Stored items from a collection:

+---+

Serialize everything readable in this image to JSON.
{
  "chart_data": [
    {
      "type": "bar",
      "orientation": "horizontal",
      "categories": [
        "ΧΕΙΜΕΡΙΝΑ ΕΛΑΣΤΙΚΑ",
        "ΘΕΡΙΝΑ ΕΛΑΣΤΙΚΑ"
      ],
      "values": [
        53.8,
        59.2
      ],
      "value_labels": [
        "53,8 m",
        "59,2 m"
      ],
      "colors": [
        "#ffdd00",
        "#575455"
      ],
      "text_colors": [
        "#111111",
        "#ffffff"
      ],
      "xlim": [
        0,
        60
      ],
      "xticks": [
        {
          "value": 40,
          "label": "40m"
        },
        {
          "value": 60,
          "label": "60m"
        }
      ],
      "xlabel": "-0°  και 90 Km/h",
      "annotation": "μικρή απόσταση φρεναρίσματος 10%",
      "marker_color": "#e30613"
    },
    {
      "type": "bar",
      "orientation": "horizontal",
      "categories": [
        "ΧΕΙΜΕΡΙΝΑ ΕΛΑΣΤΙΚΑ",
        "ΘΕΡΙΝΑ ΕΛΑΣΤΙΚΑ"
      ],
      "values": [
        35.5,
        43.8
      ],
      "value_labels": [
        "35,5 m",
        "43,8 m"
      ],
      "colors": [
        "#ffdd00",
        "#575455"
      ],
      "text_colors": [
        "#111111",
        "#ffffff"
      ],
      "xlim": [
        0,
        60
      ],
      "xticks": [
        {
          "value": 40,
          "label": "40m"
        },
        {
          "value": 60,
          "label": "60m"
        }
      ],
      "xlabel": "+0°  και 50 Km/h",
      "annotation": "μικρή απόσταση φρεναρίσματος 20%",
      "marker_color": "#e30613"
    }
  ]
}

+---+

TASK TO CARRY OUT:
The listing above should be transcribed in full, exactly as written.

ANSWER TO THE EXERCISE:
Serialize everything readable in this image to JSON.
{
  "chart_data": [
    {
      "type": "bar",
      "orientation": "horizontal",
      "categories": [
        "ΧΕΙΜΕΡΙΝΑ ΕΛΑΣΤΙΚΑ",
        "ΘΕΡΙΝΑ ΕΛΑΣΤΙΚΑ"
      ],
      "values": [
        53.8,
        59.2
      ],
      "value_labels": [
        "53,8 m",
        "59,2 m"
      ],
      "colors": [
        "#ffdd00",
        "#575455"
      ],
      "text_colors": [
        "#111111",
        "#ffffff"
      ],
      "xlim": [
        0,
        60
      ],
      "xticks": [
        {
          "value": 40,
          "label": "40m"
        },
        {
          "value": 60,
          "label": "60m"
        }
      ],
      "xlabel": "-0°  και 90 Km/h",
      "annotation": "μικρή απόσταση φρεναρίσματος 10%",
      "marker_color": "#e30613"
    },
    {
      "type": "bar",
      "orientation": "horizontal",
      "categories": [
        "ΧΕΙΜΕΡΙΝΑ ΕΛΑΣΤΙΚΑ",
        "ΘΕΡΙΝΑ ΕΛΑΣΤΙΚΑ"
      ],
      "values": [
        35.5,
        43.8
      ],
      "value_labels": [
        "35,5 m",
        "43,8 m"
      ],
      "colors": [
        "#ffdd00",
        "#575455"
      ],
      "text_colors": [
        "#111111",
        "#ffffff"
      ],
      "xlim": [
        0,
        60
      ],
      "xticks": [
        {
          "value": 40,
          "label": "40m"
        },
        {
          "value": 60,
          "label": "60m"
        }
      ],
      "xlabel": "+0°  και 50 Km/h",
      "annotation": "μικρή απόσταση φρεναρίσματος 20%",
      "marker_color": "#e30613"
    }
  ]
}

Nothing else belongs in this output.